Reproduce the entries exactly.

• Records for the exercise
####

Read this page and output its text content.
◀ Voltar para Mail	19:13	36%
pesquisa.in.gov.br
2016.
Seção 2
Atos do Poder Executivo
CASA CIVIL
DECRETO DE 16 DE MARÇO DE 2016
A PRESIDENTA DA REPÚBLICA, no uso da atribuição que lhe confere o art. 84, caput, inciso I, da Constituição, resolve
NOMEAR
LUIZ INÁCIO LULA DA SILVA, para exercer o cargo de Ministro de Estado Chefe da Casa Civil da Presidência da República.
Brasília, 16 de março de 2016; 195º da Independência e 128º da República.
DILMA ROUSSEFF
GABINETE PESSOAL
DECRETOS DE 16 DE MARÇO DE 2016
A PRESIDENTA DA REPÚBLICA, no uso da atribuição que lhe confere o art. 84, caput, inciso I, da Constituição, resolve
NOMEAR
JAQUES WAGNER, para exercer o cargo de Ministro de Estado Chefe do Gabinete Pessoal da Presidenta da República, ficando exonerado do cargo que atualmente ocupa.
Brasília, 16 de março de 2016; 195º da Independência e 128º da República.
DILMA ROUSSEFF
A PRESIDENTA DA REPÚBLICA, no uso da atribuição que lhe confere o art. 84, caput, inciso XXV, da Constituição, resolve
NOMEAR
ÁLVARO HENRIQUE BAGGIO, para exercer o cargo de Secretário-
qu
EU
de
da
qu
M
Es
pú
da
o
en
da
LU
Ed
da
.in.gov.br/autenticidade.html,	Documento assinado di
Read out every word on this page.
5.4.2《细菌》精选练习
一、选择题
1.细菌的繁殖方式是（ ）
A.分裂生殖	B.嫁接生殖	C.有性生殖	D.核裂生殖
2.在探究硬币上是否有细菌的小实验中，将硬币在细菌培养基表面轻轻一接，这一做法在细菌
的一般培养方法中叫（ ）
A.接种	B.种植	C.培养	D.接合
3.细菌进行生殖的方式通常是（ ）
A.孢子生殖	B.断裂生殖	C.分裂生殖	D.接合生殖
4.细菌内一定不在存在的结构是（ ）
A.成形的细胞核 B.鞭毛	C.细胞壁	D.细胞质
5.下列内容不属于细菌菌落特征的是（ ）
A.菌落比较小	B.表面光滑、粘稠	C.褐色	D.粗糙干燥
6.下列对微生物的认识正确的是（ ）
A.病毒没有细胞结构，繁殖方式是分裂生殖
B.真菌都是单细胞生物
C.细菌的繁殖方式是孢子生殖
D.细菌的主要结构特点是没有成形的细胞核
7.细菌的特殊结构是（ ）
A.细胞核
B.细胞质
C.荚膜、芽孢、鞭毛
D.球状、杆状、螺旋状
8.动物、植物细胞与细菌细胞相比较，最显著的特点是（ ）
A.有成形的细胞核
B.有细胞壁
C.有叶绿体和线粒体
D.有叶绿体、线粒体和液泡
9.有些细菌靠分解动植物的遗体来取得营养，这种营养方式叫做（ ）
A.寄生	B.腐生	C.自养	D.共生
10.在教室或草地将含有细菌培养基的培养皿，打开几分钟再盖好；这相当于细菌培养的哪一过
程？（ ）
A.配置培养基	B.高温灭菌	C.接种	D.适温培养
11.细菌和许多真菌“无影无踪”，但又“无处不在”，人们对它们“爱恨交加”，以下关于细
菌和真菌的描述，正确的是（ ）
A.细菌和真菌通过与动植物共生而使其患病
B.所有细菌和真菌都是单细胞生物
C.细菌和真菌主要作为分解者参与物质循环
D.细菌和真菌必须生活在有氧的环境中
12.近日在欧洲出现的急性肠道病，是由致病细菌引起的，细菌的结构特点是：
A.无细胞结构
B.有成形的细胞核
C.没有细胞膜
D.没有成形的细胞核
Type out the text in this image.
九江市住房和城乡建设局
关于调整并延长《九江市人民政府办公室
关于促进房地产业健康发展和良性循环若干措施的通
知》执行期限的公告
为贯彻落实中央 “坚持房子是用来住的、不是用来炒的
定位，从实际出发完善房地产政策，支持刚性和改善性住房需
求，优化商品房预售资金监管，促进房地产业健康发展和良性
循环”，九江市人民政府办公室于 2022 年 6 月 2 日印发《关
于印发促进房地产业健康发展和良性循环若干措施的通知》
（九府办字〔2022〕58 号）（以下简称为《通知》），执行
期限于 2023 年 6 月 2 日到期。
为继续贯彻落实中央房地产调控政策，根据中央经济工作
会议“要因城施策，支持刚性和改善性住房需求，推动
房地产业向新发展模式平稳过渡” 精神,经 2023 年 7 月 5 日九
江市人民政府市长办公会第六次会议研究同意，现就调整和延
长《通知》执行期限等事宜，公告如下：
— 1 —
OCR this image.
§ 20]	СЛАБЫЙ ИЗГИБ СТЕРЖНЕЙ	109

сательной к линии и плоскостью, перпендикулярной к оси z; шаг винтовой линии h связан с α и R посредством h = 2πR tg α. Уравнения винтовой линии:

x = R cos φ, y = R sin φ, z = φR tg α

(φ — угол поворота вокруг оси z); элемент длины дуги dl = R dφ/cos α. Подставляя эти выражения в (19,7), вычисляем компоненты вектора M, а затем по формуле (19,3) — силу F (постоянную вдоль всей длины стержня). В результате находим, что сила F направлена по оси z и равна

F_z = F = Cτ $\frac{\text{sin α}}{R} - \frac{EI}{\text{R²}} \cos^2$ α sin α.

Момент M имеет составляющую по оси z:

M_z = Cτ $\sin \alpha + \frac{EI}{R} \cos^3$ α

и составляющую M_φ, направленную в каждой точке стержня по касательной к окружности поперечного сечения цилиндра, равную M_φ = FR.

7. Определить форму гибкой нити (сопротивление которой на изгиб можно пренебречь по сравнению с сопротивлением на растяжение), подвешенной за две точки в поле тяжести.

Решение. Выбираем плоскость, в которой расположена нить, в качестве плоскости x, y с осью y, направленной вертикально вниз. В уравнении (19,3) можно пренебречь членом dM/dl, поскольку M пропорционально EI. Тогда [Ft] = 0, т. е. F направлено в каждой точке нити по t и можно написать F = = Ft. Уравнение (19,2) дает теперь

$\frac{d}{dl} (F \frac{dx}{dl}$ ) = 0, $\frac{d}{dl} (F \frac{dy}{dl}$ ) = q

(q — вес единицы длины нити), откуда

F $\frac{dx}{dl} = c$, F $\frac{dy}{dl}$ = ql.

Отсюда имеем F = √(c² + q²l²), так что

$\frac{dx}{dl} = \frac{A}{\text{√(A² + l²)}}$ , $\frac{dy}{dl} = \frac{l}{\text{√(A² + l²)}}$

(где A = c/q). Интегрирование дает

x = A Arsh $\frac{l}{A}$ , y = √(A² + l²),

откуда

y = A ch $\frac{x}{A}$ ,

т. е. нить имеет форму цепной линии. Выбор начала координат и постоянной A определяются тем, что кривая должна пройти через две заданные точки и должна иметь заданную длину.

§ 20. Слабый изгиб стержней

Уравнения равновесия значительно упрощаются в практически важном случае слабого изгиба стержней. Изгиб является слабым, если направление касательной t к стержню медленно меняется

####

• Complete output
Read this page and output its text content.
◀ Voltar para Mail	19:13	36%
pesquisa.in.gov.br
2016.
Seção 2
Atos do Poder Executivo
CASA CIVIL
DECRETO DE 16 DE MARÇO DE 2016
A PRESIDENTA DA REPÚBLICA, no uso da atribuição que lhe confere o art. 84, caput, inciso I, da Constituição, resolve
NOMEAR
LUIZ INÁCIO LULA DA SILVA, para exercer o cargo de Ministro de Estado Chefe da Casa Civil da Presidência da República.
Brasília, 16 de março de 2016; 195º da Independência e 128º da República.
DILMA ROUSSEFF
GABINETE PESSOAL
DECRETOS DE 16 DE MARÇO DE 2016
A PRESIDENTA DA REPÚBLICA, no uso da atribuição que lhe confere o art. 84, caput, inciso I, da Constituição, resolve
NOMEAR
JAQUES WAGNER, para exercer o cargo de Ministro de Estado Chefe do Gabinete Pessoal da Presidenta da República, ficando exonerado do cargo que atualmente ocupa.
Brasília, 16 de março de 2016; 195º da Independência e 128º da República.
DILMA ROUSSEFF
A PRESIDENTA DA REPÚBLICA, no uso da atribuição que lhe confere o art. 84, caput, inciso XXV, da Constituição, resolve
NOMEAR
ÁLVARO HENRIQUE BAGGIO, para exercer o cargo de Secretário-
qu
EU
de
da
qu
M
Es
pú
da
o
en
da
LU
Ed
da
.in.gov.br/autenticidade.html,	Documento assinado di
Read out every word on this page.
5.4.2《细菌》精选练习
一、选择题
1.细菌的繁殖方式是（ ）
A.分裂生殖	B.嫁接生殖	C.有性生殖	D.核裂生殖
2.在探究硬币上是否有细菌的小实验中，将硬币在细菌培养基表面轻轻一接，这一做法在细菌
的一般培养方法中叫（ ）
A.接种	B.种植	C.培养	D.接合
3.细菌进行生殖的方式通常是（ ）
A.孢子生殖	B.断裂生殖	C.分裂生殖	D.接合生殖
4.细菌内一定不在存在的结构是（ ）
A.成形的细胞核 B.鞭毛	C.细胞壁	D.细胞质
5.下列内容不属于细菌菌落特征的是（ ）
A.菌落比较小	B.表面光滑、粘稠	C.褐色	D.粗糙干燥
6.下列对微生物的认识正确的是（ ）
A.病毒没有细胞结构，繁殖方式是分裂生殖
B.真菌都是单细胞生物
C.细菌的繁殖方式是孢子生殖
D.细菌的主要结构特点是没有成形的细胞核
7.细菌的特殊结构是（ ）
A.细胞核
B.细胞质
C.荚膜、芽孢、鞭毛
D.球状、杆状、螺旋状
8.动物、植物细胞与细菌细胞相比较，最显著的特点是（ ）
A.有成形的细胞核
B.有细胞壁
C.有叶绿体和线粒体
D.有叶绿体、线粒体和液泡
9.有些细菌靠分解动植物的遗体来取得营养，这种营养方式叫做（ ）
A.寄生	B.腐生	C.自养	D.共生
10.在教室或草地将含有细菌培养基的培养皿，打开几分钟再盖好；这相当于细菌培养的哪一过
程？（ ）
A.配置培养基	B.高温灭菌	C.接种	D.适温培养
11.细菌和许多真菌“无影无踪”，但又“无处不在”，人们对它们“爱恨交加”，以下关于细
菌和真菌的描述，正确的是（ ）
A.细菌和真菌通过与动植物共生而使其患病
B.所有细菌和真菌都是单细胞生物
C.细菌和真菌主要作为分解者参与物质循环
D.细菌和真菌必须生活在有氧的环境中
12.近日在欧洲出现的急性肠道病，是由致病细菌引起的，细菌的结构特点是：
A.无细胞结构
B.有成形的细胞核
C.没有细胞膜
D.没有成形的细胞核
Type out the text in this image.
九江市住房和城乡建设局
关于调整并延长《九江市人民政府办公室
关于促进房地产业健康发展和良性循环若干措施的通
知》执行期限的公告
为贯彻落实中央 “坚持房子是用来住的、不是用来炒的
定位，从实际出发完善房地产政策，支持刚性和改善性住房需
求，优化商品房预售资金监管，促进房地产业健康发展和良性
循环”，九江市人民政府办公室于 2022 年 6 月 2 日印发《关
于印发促进房地产业健康发展和良性循环若干措施的通知》
（九府办字〔2022〕58 号）（以下简称为《通知》），执行
期限于 2023 年 6 月 2 日到期。
为继续贯彻落实中央房地产调控政策，根据中央经济工作
会议“要因城施策，支持刚性和改善性住房需求，推动
房地产业向新发展模式平稳过渡” 精神,经 2023 年 7 月 5 日九
江市人民政府市长办公会第六次会议研究同意，现就调整和延
长《通知》执行期限等事宜，公告如下：
— 1 —
OCR this image.
§ 20]	СЛАБЫЙ ИЗГИБ СТЕРЖНЕЙ	109

сательной к линии и плоскостью, перпендикулярной к оси z; шаг винтовой линии h связан с α и R посредством h = 2πR tg α. Уравнения винтовой линии:

x = R cos φ, y = R sin φ, z = φR tg α

(φ — угол поворота вокруг оси z); элемент длины дуги dl = R dφ/cos α. Подставляя эти выражения в (19,7), вычисляем компоненты вектора M, а затем по формуле (19,3) — силу F (постоянную вдоль всей длины стержня). В результате находим, что сила F направлена по оси z и равна

F_z = F = Cτ $\frac{\text{sin α}}{R} - \frac{EI}{\text{R²}} \cos^2$ α sin α.

Момент M имеет составляющую по оси z:

M_z = Cτ $\sin \alpha + \frac{EI}{R} \cos^3$ α

и составляющую M_φ, направленную в каждой точке стержня по касательной к окружности поперечного сечения цилиндра, равную M_φ = FR.

7. Определить форму гибкой нити (сопротивление которой на изгиб можно пренебречь по сравнению с сопротивлением на растяжение), подвешенной за две точки в поле тяжести.

Решение. Выбираем плоскость, в которой расположена нить, в качестве плоскости x, y с осью y, направленной вертикально вниз. В уравнении (19,3) можно пренебречь членом dM/dl, поскольку M пропорционально EI. Тогда [Ft] = 0, т. е. F направлено в каждой точке нити по t и можно написать F = = Ft. Уравнение (19,2) дает теперь

$\frac{d}{dl} (F \frac{dx}{dl}$ ) = 0, $\frac{d}{dl} (F \frac{dy}{dl}$ ) = q

(q — вес единицы длины нити), откуда

F $\frac{dx}{dl} = c$, F $\frac{dy}{dl}$ = ql.

Отсюда имеем F = √(c² + q²l²), так что

$\frac{dx}{dl} = \frac{A}{\text{√(A² + l²)}}$ , $\frac{dy}{dl} = \frac{l}{\text{√(A² + l²)}}$

(где A = c/q). Интегрирование дает

x = A Arsh $\frac{l}{A}$ , y = √(A² + l²),

откуда

y = A ch $\frac{x}{A}$ ,

т. е. нить имеет форму цепной линии. Выбор начала координат и постоянной A определяются тем, что кривая должна пройти через две заданные точки и должна иметь заданную длину.

§ 20. Слабый изгиб стержней

Уравнения равновесия значительно упрощаются в практически важном случае слабого изгиба стержней. Изгиб является слабым, если направление касательной t к стержню медленно меняется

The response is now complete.